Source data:
::::
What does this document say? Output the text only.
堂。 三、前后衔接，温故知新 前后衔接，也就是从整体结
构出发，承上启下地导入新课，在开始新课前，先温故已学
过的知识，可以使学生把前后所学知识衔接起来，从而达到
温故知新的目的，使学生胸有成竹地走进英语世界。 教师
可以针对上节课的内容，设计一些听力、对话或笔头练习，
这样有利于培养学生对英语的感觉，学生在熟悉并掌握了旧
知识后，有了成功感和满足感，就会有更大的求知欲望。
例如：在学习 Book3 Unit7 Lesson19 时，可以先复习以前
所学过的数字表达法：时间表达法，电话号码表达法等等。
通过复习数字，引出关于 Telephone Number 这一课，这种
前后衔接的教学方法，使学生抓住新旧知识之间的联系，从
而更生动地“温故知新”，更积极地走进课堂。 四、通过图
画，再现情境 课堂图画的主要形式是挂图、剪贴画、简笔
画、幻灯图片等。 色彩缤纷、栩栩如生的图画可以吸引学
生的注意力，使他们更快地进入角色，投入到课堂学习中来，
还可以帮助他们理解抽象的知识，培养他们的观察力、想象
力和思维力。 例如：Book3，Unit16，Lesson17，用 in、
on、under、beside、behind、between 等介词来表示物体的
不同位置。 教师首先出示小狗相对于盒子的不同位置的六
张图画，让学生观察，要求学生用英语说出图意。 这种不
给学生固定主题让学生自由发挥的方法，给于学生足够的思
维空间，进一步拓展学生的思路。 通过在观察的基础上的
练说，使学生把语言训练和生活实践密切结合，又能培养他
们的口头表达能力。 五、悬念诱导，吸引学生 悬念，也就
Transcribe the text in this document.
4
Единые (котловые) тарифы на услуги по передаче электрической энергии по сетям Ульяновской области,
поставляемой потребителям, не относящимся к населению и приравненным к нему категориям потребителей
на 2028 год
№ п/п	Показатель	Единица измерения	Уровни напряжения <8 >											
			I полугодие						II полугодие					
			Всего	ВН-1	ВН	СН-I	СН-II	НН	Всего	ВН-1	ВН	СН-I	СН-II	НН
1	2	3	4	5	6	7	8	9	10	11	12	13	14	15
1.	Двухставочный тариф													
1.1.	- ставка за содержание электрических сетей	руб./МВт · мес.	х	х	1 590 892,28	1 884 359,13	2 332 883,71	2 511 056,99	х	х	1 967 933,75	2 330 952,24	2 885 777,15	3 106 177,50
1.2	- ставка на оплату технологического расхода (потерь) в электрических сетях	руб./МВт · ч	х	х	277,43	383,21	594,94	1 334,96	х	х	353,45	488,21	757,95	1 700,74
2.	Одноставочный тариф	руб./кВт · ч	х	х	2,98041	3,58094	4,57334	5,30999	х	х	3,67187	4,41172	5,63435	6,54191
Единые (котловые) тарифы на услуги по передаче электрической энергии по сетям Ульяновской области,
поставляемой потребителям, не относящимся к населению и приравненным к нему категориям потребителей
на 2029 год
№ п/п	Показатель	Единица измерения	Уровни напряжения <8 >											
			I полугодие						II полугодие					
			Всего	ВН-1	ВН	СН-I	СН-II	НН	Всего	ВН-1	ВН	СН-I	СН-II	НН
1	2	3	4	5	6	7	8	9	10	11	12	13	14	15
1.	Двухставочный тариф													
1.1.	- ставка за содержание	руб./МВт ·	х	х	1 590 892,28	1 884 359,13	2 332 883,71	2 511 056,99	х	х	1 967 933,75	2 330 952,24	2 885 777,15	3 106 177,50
::::
What this task involves.
Extract each entry in full and write it down exactly.

Solution.
What does this document say? Output the text only.
堂。 三、前后衔接，温故知新 前后衔接，也就是从整体结
构出发，承上启下地导入新课，在开始新课前，先温故已学
过的知识，可以使学生把前后所学知识衔接起来，从而达到
温故知新的目的，使学生胸有成竹地走进英语世界。 教师
可以针对上节课的内容，设计一些听力、对话或笔头练习，
这样有利于培养学生对英语的感觉，学生在熟悉并掌握了旧
知识后，有了成功感和满足感，就会有更大的求知欲望。
例如：在学习 Book3 Unit7 Lesson19 时，可以先复习以前
所学过的数字表达法：时间表达法，电话号码表达法等等。
通过复习数字，引出关于 Telephone Number 这一课，这种
前后衔接的教学方法，使学生抓住新旧知识之间的联系，从
而更生动地“温故知新”，更积极地走进课堂。 四、通过图
画，再现情境 课堂图画的主要形式是挂图、剪贴画、简笔
画、幻灯图片等。 色彩缤纷、栩栩如生的图画可以吸引学
生的注意力，使他们更快地进入角色，投入到课堂学习中来，
还可以帮助他们理解抽象的知识，培养他们的观察力、想象
力和思维力。 例如：Book3，Unit16，Lesson17，用 in、
on、under、beside、behind、between 等介词来表示物体的
不同位置。 教师首先出示小狗相对于盒子的不同位置的六
张图画，让学生观察，要求学生用英语说出图意。 这种不
给学生固定主题让学生自由发挥的方法，给于学生足够的思
维空间，进一步拓展学生的思路。 通过在观察的基础上的
练说，使学生把语言训练和生活实践密切结合，又能培养他
们的口头表达能力。 五、悬念诱导，吸引学生 悬念，也就
Transcribe the text in this document.
4
Единые (котловые) тарифы на услуги по передаче электрической энергии по сетям Ульяновской области,
поставляемой потребителям, не относящимся к населению и приравненным к нему категориям потребителей
на 2028 год
№ п/п	Показатель	Единица измерения	Уровни напряжения <8 >											
			I полугодие						II полугодие					
			Всего	ВН-1	ВН	СН-I	СН-II	НН	Всего	ВН-1	ВН	СН-I	СН-II	НН
1	2	3	4	5	6	7	8	9	10	11	12	13	14	15
1.	Двухставочный тариф													
1.1.	- ставка за содержание электрических сетей	руб./МВт · мес.	х	х	1 590 892,28	1 884 359,13	2 332 883,71	2 511 056,99	х	х	1 967 933,75	2 330 952,24	2 885 777,15	3 106 177,50
1.2	- ставка на оплату технологического расхода (потерь) в электрических сетях	руб./МВт · ч	х	х	277,43	383,21	594,94	1 334,96	х	х	353,45	488,21	757,95	1 700,74
2.	Одноставочный тариф	руб./кВт · ч	х	х	2,98041	3,58094	4,57334	5,30999	х	х	3,67187	4,41172	5,63435	6,54191
Единые (котловые) тарифы на услуги по передаче электрической энергии по сетям Ульяновской области,
поставляемой потребителям, не относящимся к населению и приравненным к нему категориям потребителей
на 2029 год
№ п/п	Показатель	Единица измерения	Уровни напряжения <8 >											
			I полугодие						II полугодие					
			Всего	ВН-1	ВН	СН-I	СН-II	НН	Всего	ВН-1	ВН	СН-I	СН-II	НН
1	2	3	4	5	6	7	8	9	10	11	12	13	14	15
1.	Двухставочный тариф													
1.1.	- ставка за содержание	руб./МВт ·	х	х	1 590 892,28	1 884 359,13	2 332 883,71	2 511 056,99	х	х	1 967 933,75	2 330 952,24	2 885 777,15	3 106 177,50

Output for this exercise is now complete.